───── READING TEXT

LittlehamHums · 27/03/2016 12:27

I think there are a few late offers from various universities. I expect they issue offers in waves and are waiting for some students to decline offers before sending out a new batch. I don't think there is any personal slight intended from Exeter.

The Irish system is nice and simple. If universities want to lessen parental involvement then it might be worth a look at that system. Although all systems have their flaws so I expect that one does as well.

This site has been a brilliant source of information for my teens. All sorts of things have been discussed that we didn't have the first clue about. I don't see anything wrong with asking questions.

Doddy1972 · 27/03/2016 13:08

Exeter is one of those uni along with a few other popular similar versions who rely on marketing and hype, student satisfaction to further themselves up the league table by means of making themselves seem more prestigious and in demand.

──────────

*DIRECTIONS:*
a: In the forum posts about university offers, which country's admissions system does LittlehamHums call nice and simple?
b: Pick up the forum posts about university offers after the last sentence and keep writing.
The listing has no connection to the forum posts about university offers.

───── ENTRIES PROVIDED

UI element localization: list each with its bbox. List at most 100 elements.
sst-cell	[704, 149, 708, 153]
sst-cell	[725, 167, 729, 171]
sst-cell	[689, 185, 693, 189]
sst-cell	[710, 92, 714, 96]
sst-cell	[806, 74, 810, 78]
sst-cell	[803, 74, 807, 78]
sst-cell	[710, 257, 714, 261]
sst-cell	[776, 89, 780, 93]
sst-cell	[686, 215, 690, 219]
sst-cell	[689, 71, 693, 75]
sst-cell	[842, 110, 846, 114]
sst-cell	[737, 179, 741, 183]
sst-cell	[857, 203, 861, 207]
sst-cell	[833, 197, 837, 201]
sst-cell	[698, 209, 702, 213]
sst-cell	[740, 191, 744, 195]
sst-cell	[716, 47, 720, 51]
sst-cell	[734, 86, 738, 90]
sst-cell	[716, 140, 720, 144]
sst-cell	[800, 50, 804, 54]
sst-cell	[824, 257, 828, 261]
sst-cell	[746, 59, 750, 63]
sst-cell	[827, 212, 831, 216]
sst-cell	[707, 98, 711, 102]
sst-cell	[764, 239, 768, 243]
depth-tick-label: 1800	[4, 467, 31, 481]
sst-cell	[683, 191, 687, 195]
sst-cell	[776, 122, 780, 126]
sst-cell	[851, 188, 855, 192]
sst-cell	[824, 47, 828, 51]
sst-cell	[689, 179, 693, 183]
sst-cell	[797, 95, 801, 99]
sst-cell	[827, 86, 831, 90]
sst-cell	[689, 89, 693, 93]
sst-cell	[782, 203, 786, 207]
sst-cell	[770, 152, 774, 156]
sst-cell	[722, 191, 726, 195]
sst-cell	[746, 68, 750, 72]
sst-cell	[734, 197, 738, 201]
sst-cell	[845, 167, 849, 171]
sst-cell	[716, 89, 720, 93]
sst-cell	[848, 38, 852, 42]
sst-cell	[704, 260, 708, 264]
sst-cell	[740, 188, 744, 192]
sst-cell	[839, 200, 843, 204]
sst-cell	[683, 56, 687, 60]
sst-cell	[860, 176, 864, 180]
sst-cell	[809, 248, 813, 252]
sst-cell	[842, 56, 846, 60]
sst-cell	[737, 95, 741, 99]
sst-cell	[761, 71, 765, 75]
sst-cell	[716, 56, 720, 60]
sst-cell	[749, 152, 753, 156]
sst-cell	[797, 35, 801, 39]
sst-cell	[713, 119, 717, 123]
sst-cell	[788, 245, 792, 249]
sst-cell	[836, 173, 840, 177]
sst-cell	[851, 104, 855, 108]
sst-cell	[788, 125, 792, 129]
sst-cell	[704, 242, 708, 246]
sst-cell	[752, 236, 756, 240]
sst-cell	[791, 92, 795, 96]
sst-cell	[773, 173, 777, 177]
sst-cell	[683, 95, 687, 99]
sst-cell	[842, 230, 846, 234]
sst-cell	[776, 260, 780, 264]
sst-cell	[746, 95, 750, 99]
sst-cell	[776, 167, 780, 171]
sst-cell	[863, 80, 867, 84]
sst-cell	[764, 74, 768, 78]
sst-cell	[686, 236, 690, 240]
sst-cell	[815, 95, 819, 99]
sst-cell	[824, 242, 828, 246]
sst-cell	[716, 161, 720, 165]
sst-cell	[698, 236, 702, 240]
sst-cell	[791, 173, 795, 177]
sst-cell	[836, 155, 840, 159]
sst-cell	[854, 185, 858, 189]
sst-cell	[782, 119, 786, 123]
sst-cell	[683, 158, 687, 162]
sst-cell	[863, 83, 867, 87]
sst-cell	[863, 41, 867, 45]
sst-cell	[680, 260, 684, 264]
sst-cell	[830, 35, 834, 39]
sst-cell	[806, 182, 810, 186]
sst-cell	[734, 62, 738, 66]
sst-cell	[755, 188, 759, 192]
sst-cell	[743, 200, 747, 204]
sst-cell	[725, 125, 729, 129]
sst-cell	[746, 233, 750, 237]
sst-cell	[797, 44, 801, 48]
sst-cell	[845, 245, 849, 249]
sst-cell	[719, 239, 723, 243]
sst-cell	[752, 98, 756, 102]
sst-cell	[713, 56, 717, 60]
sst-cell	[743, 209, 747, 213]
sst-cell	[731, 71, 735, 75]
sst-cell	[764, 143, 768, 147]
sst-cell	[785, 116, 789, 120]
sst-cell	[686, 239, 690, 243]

──────────

*RESPONSES BY TASK:*
a: The Irish system.

b:
They are up themselves like many of these new age unis. DD applied to one of there courses sucked in by the ' we receive lots of applicants and have to turn down many very well qualified applicant' thinking it must be an amazing course. This is a course advertised AAA-AAB. Here she is, not the most happiest of students, most on her course have got in AAB, OK its what they stated but hey they said they get a loads of over qualified applicants most of them got a AAB offer. If they were that popular like they said, why not offer the course at A*AA. Rather than hype the course to make it sound as though they are extremely popular just makes student who are slightly gulliable apply even more, all marketing, selling hype, its a business using business model strategy. DD wishes she went to a unpretentious solid redbrick uni. Thinking of changing after she finishes first year.

disquit2 · 27/03/2016 13:18

It would be rather naive to assume that "unpretentious solid redbrick unis" aren't using business model strategies too. This is an inevitable consequence of the government's decision to remove almost all core funding from universities and make them totally reliant on student numbers - indeed to break even universities need to get more students year on year, since the fees are frozen and research funding is frozen/reduced.

I think all universities (including the very top ones) are investing in marketing, support staff etc at the expense of education - numbers of academics are frozen/reducing while budgets for marketing, support, student experience, strategic planning, international cooperation are all increasing.

Needmoresleep · 27/03/2016 13:22

And ironically problems with late decisions at several top Universities may stem from a decision to keep selection costs down by not interviewing.